Your task is to locate every line holding the string "this" and to copy each of them.

── Records ──

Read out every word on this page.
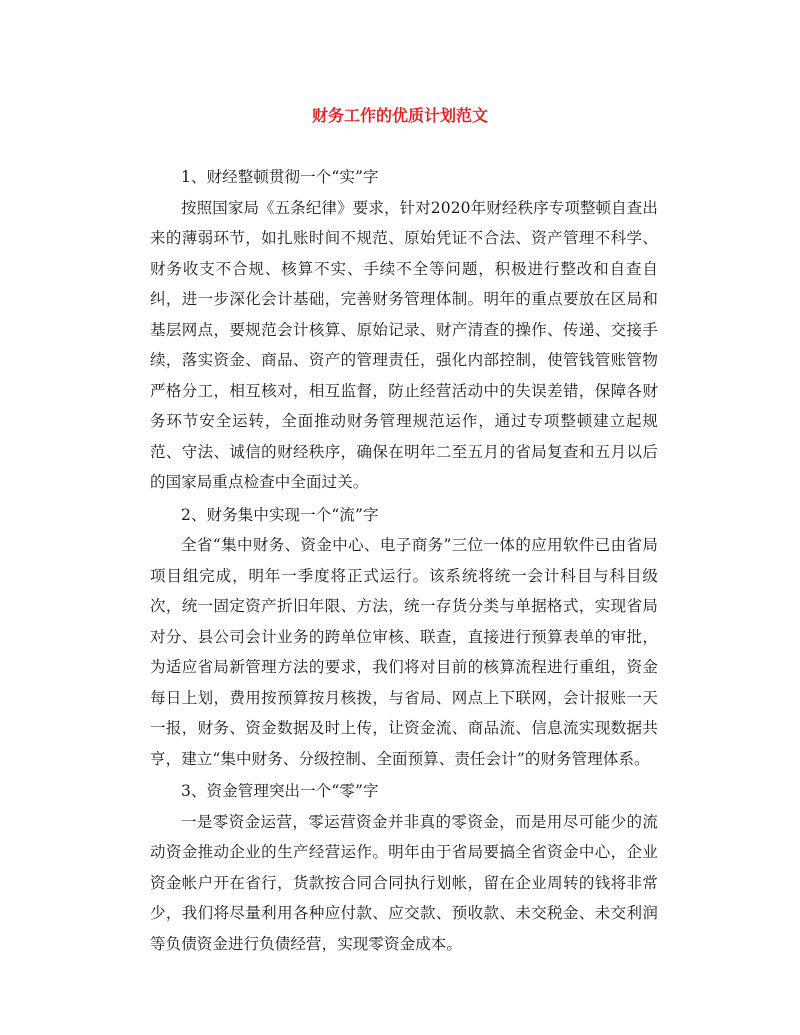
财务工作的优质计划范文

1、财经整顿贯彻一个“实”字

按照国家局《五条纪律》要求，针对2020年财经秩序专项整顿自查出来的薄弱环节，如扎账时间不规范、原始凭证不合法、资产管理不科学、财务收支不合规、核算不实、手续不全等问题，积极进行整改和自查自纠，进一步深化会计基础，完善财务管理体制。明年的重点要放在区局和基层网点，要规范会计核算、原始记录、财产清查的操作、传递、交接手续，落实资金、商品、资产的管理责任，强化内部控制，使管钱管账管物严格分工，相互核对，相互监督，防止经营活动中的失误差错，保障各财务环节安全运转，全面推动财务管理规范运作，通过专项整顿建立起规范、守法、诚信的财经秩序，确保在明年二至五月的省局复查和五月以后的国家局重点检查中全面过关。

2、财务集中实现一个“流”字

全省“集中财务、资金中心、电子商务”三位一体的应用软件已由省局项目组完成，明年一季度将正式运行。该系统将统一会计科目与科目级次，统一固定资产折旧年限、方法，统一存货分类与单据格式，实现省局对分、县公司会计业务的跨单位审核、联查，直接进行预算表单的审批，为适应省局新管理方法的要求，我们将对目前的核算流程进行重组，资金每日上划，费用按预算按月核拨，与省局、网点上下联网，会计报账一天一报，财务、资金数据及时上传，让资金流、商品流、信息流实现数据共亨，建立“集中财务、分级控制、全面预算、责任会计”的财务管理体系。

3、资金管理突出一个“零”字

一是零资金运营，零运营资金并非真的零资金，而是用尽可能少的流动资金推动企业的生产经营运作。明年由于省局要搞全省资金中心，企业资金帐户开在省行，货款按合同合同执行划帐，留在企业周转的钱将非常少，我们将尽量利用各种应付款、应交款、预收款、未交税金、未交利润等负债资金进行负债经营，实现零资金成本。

───
── Records ──

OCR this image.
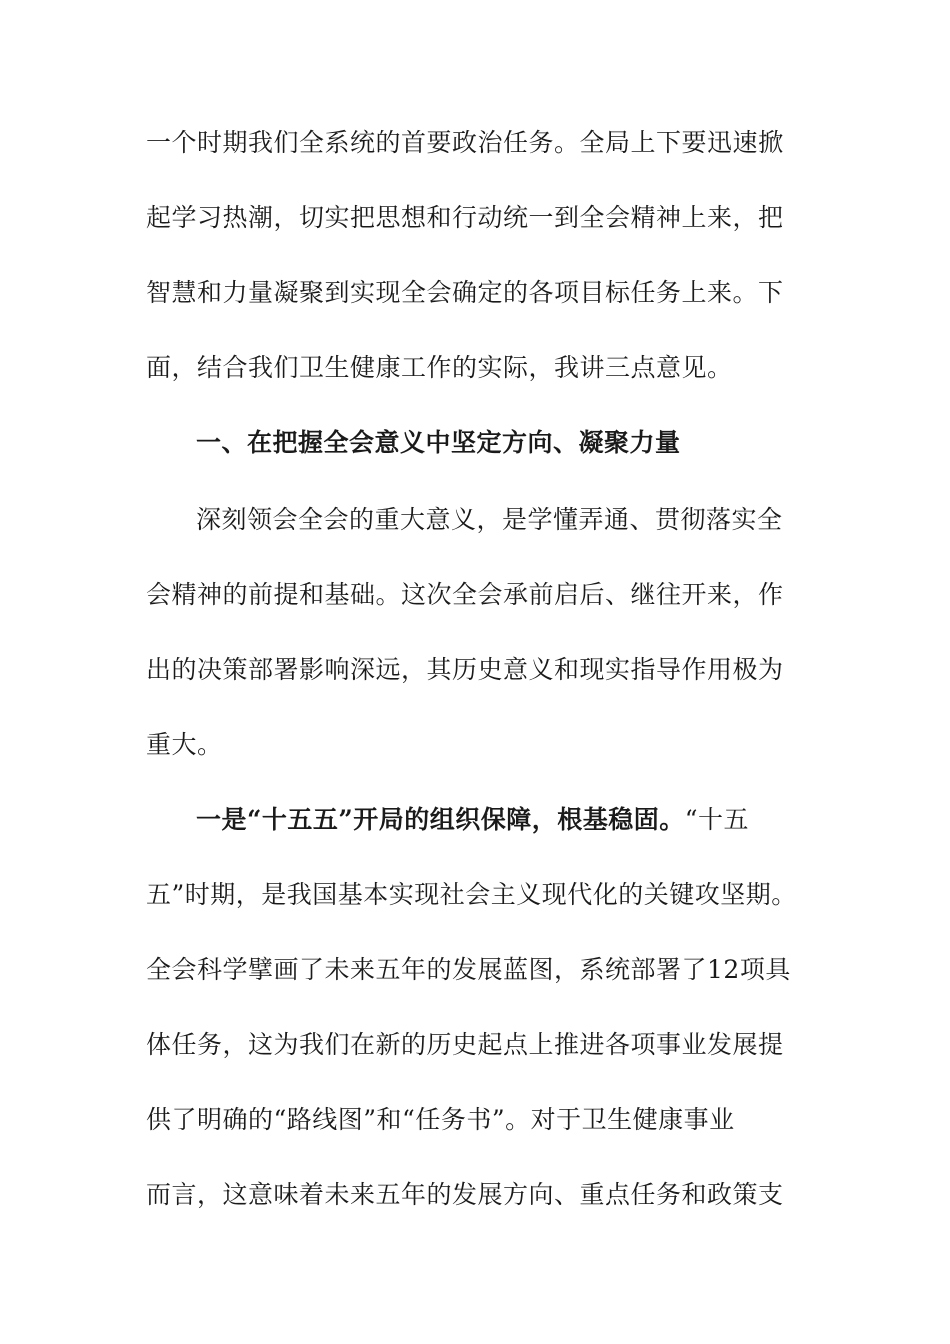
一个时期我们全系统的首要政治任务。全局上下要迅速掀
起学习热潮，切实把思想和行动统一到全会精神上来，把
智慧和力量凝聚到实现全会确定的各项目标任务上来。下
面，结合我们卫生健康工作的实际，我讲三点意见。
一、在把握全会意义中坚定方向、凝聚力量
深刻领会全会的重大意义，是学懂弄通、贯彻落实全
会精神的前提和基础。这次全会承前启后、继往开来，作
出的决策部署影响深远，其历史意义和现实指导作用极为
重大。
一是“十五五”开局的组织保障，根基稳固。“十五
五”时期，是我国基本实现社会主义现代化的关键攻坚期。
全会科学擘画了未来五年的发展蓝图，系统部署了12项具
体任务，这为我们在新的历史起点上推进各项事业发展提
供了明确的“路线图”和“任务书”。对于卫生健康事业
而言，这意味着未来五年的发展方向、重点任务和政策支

───

◆ Output of the task
Read out every word on this page.
OCR this image.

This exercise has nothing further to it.